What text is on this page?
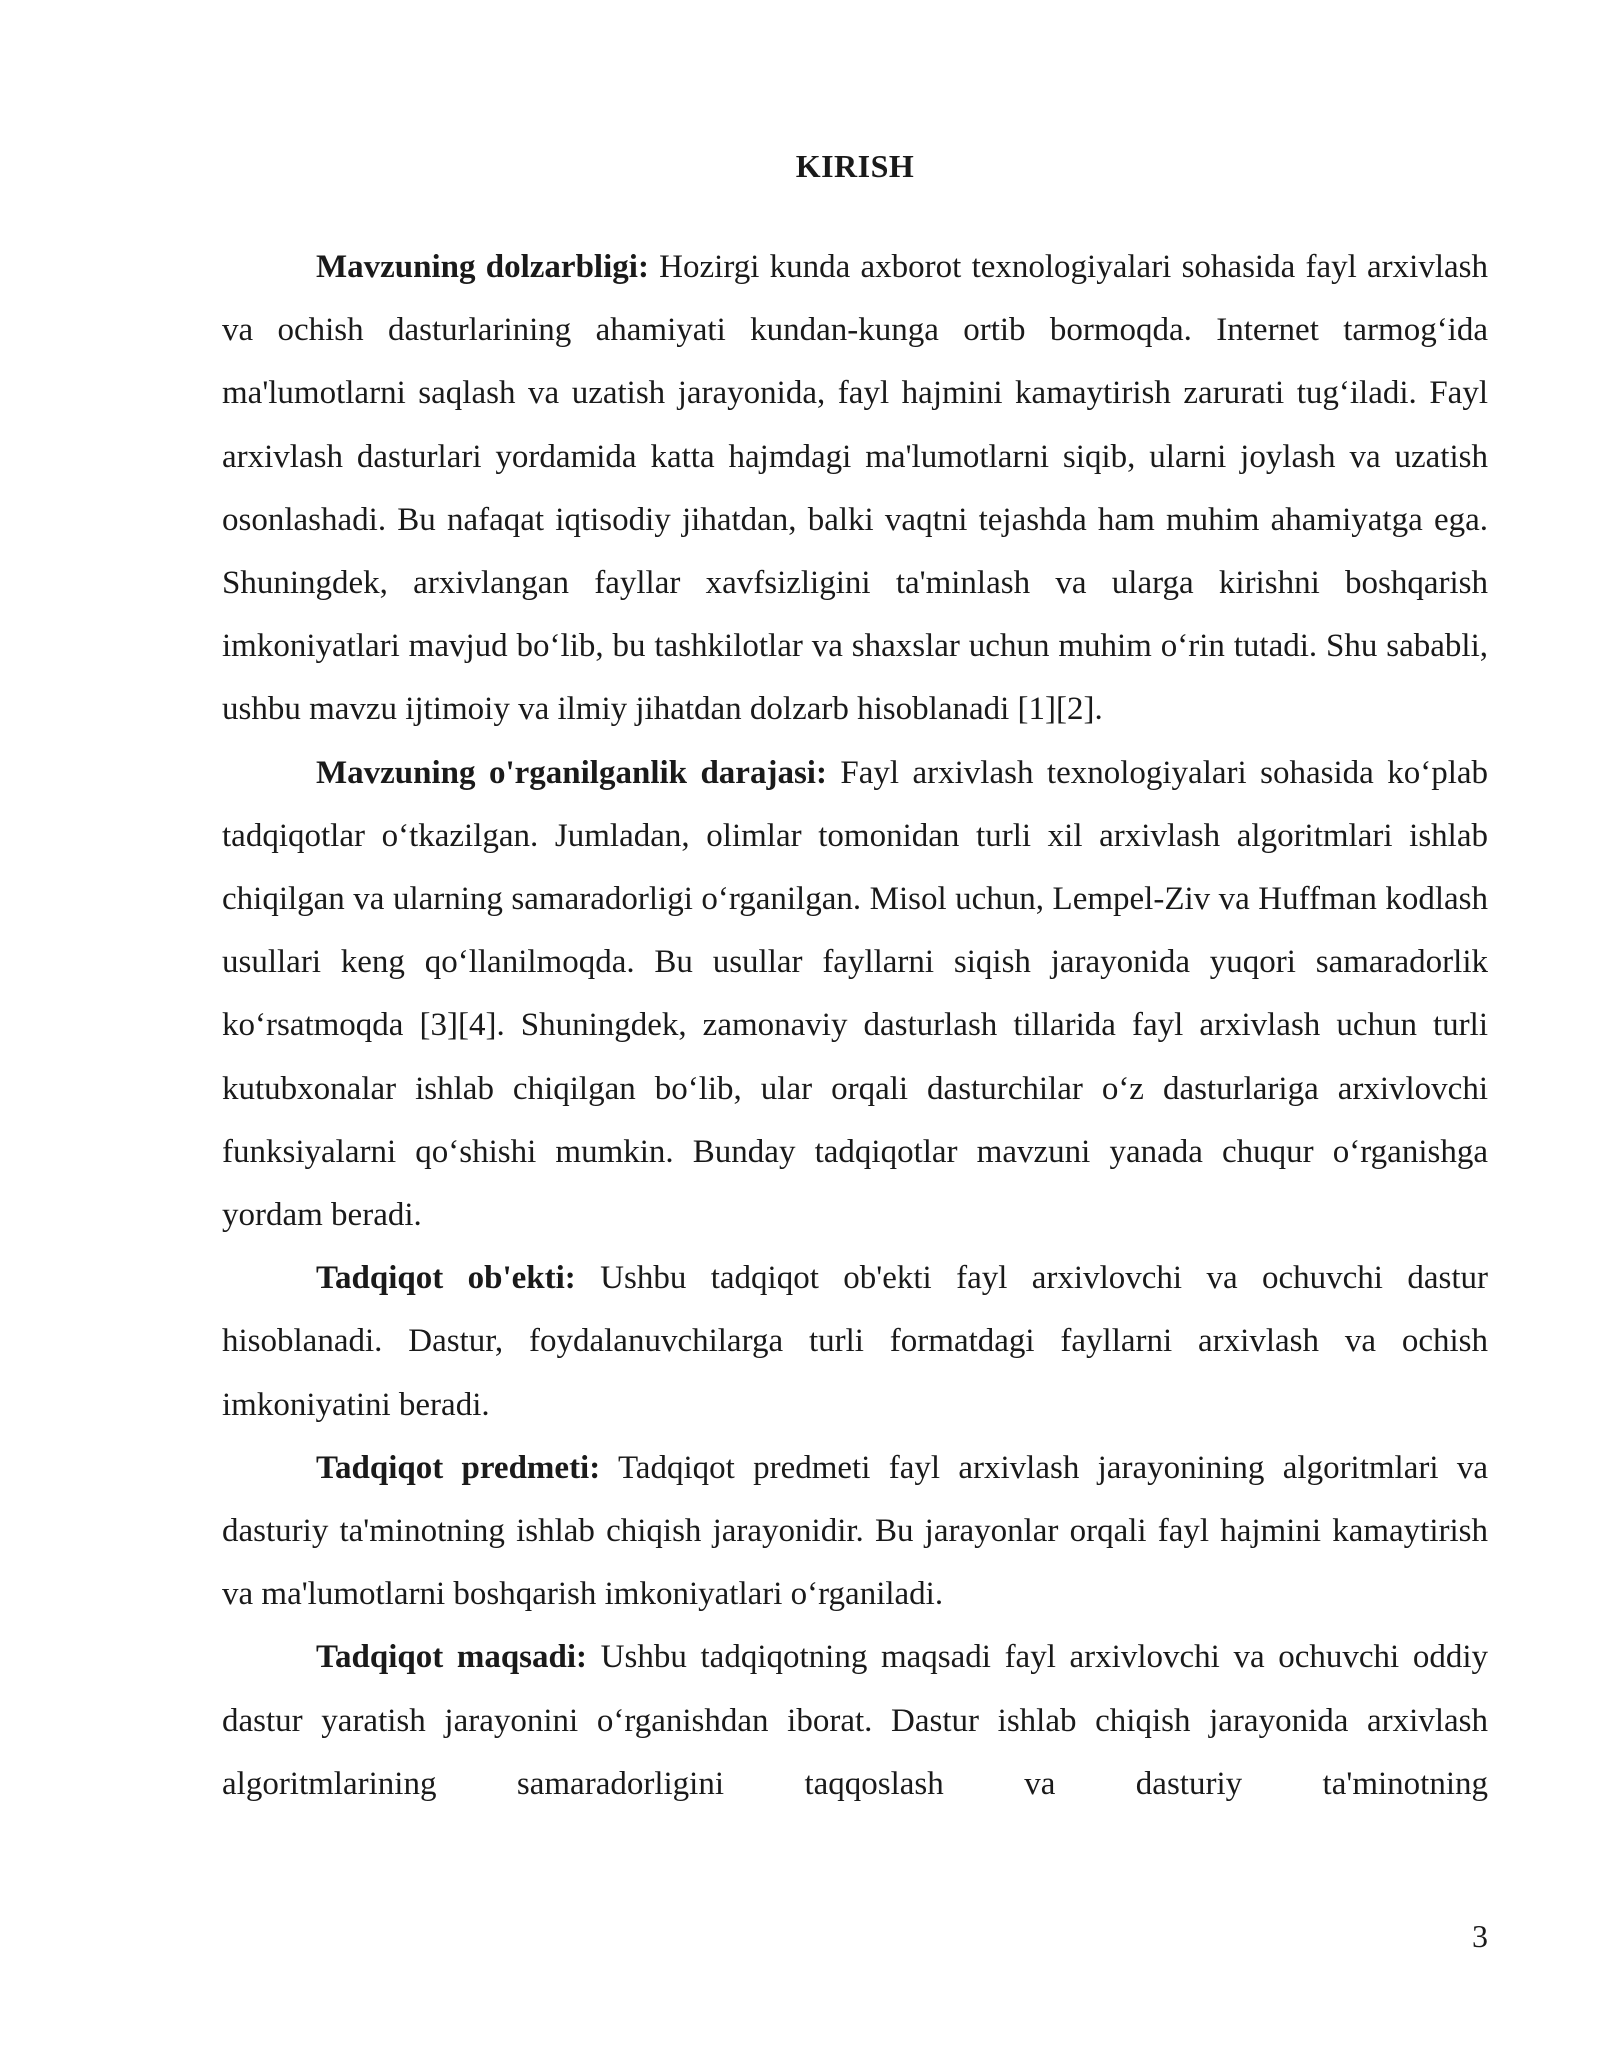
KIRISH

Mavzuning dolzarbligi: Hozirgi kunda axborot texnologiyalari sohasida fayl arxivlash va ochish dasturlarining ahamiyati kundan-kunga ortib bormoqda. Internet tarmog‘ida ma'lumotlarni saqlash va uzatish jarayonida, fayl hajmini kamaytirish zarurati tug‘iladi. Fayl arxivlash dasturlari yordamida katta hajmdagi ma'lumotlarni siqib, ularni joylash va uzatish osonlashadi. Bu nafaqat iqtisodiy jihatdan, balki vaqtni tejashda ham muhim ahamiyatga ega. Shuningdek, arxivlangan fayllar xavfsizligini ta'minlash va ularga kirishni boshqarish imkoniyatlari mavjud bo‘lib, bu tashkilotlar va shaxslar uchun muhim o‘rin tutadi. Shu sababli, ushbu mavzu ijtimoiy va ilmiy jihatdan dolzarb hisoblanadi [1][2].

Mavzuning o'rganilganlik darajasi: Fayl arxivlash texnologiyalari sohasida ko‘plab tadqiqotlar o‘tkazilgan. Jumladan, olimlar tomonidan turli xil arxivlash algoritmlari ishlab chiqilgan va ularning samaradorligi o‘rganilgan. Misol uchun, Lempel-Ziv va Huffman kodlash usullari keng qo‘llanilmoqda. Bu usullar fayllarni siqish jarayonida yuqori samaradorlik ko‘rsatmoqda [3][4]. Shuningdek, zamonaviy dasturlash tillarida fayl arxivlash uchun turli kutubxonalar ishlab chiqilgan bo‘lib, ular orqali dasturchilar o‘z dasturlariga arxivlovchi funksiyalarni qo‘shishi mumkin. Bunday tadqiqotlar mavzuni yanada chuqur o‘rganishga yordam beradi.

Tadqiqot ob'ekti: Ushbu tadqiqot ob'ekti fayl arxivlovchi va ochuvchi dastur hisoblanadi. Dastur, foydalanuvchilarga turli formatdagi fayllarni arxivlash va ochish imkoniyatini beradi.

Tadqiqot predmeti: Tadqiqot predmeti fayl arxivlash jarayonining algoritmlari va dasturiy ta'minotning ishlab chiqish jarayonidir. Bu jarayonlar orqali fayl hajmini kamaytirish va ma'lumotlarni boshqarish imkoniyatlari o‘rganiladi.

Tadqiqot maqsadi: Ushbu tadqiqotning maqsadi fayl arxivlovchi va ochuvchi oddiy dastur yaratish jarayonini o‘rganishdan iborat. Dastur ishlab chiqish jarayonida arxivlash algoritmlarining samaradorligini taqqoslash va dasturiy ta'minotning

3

==

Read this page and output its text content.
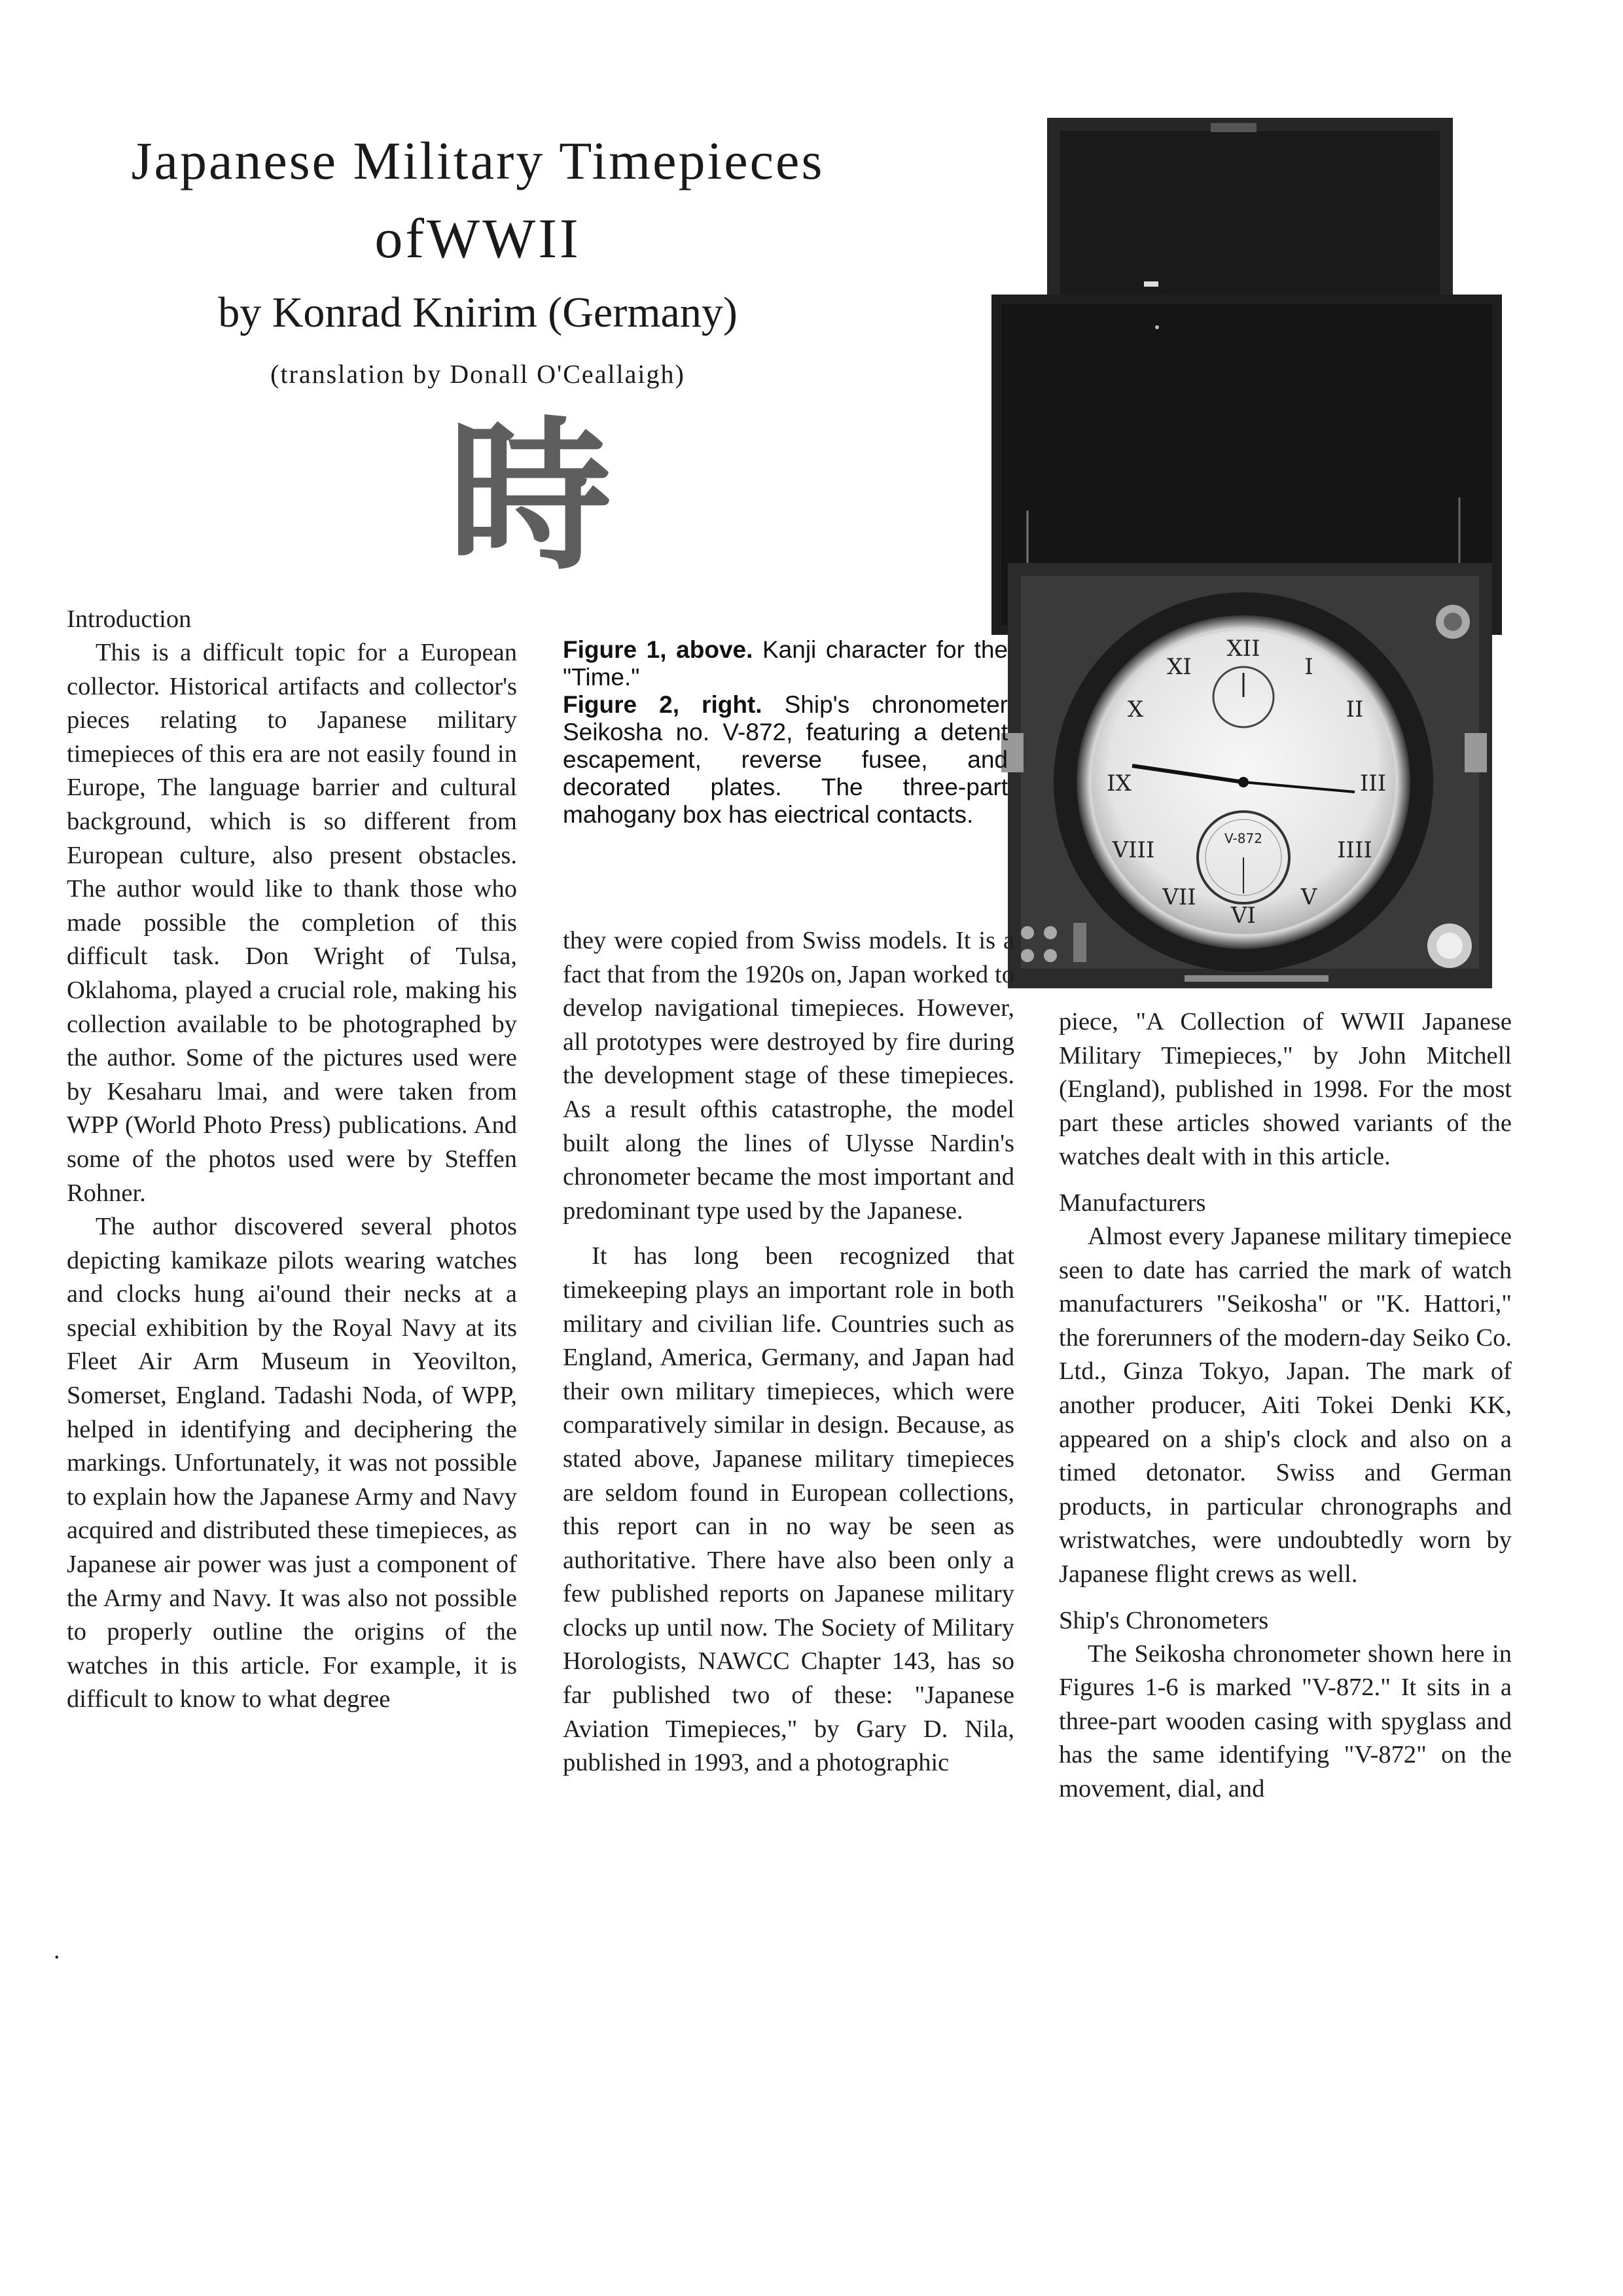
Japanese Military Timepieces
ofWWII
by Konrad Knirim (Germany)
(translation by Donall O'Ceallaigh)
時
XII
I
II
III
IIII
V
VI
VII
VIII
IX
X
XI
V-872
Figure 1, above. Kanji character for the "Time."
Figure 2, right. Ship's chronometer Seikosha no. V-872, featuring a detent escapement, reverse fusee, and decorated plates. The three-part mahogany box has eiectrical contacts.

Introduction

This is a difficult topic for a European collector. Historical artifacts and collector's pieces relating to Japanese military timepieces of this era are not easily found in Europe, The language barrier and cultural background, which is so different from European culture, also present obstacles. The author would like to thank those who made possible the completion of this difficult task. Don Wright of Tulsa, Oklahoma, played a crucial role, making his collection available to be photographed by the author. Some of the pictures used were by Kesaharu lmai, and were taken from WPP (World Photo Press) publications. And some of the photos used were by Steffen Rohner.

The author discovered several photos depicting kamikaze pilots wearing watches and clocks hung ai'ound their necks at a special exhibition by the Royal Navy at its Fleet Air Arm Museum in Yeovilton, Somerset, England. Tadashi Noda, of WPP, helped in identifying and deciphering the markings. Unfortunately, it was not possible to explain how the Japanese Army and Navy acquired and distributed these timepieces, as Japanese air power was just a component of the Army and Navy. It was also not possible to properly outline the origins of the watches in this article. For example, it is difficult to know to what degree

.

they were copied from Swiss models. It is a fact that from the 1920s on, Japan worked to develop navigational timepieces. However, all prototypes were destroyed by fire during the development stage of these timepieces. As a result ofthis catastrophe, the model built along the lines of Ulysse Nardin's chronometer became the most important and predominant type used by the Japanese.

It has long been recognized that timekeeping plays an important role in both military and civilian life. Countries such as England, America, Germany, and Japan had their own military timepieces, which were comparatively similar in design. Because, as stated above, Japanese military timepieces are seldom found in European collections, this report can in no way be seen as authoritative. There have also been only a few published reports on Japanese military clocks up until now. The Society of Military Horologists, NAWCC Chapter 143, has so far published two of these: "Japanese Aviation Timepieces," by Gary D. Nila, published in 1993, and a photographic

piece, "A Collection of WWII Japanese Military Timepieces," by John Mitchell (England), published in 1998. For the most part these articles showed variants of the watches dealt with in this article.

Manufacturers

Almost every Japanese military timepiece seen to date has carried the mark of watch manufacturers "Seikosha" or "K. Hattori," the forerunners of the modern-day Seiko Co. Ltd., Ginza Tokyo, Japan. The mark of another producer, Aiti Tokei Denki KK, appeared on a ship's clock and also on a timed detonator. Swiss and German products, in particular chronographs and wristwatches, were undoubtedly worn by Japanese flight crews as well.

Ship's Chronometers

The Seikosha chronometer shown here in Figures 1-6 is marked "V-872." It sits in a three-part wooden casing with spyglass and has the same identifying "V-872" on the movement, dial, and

WHAT TO DO
Locate and copy each line in the data above that includes the word "sohasida".

WORKED SOLUTION
Mavzuning dolzarbligi: Hozirgi kunda axborot texnologiyalari sohasida fayl arxivlash va ochish dasturlarining ahamiyati kundan-kunga ortib bormoqda. Internet tarmog‘ida ma'lumotlarni saqlash va uzatish jarayonida, fayl hajmini kamaytirish zarurati tug‘iladi. Fayl arxivlash dasturlari yordamida katta hajmdagi ma'lumotlarni siqib, ularni joylash va uzatish osonlashadi. Bu nafaqat iqtisodiy jihatdan, balki vaqtni tejashda ham muhim ahamiyatga ega. Shuningdek, arxivlangan fayllar xavfsizligini ta'minlash va ularga kirishni boshqarish imkoniyatlari mavjud bo‘lib, bu tashkilotlar va shaxslar uchun muhim o‘rin tutadi. Shu sababli, ushbu mavzu ijtimoiy va ilmiy jihatdan dolzarb hisoblanadi [1][2].
Mavzuning o'rganilganlik darajasi: Fayl arxivlash texnologiyalari sohasida ko‘plab tadqiqotlar o‘tkazilgan. Jumladan, olimlar tomonidan turli xil arxivlash algoritmlari ishlab chiqilgan va ularning samaradorligi o‘rganilgan. Misol uchun, Lempel-Ziv va Huffman kodlash usullari keng qo‘llanilmoqda. Bu usullar fayllarni siqish jarayonida yuqori samaradorlik ko‘rsatmoqda [3][4]. Shuningdek, zamonaviy dasturlash tillarida fayl arxivlash uchun turli kutubxonalar ishlab chiqilgan bo‘lib, ular orqali dasturchilar o‘z dasturlariga arxivlovchi funksiyalarni qo‘shishi mumkin. Bunday tadqiqotlar mavzuni yanada chuqur o‘rganishga yordam beradi.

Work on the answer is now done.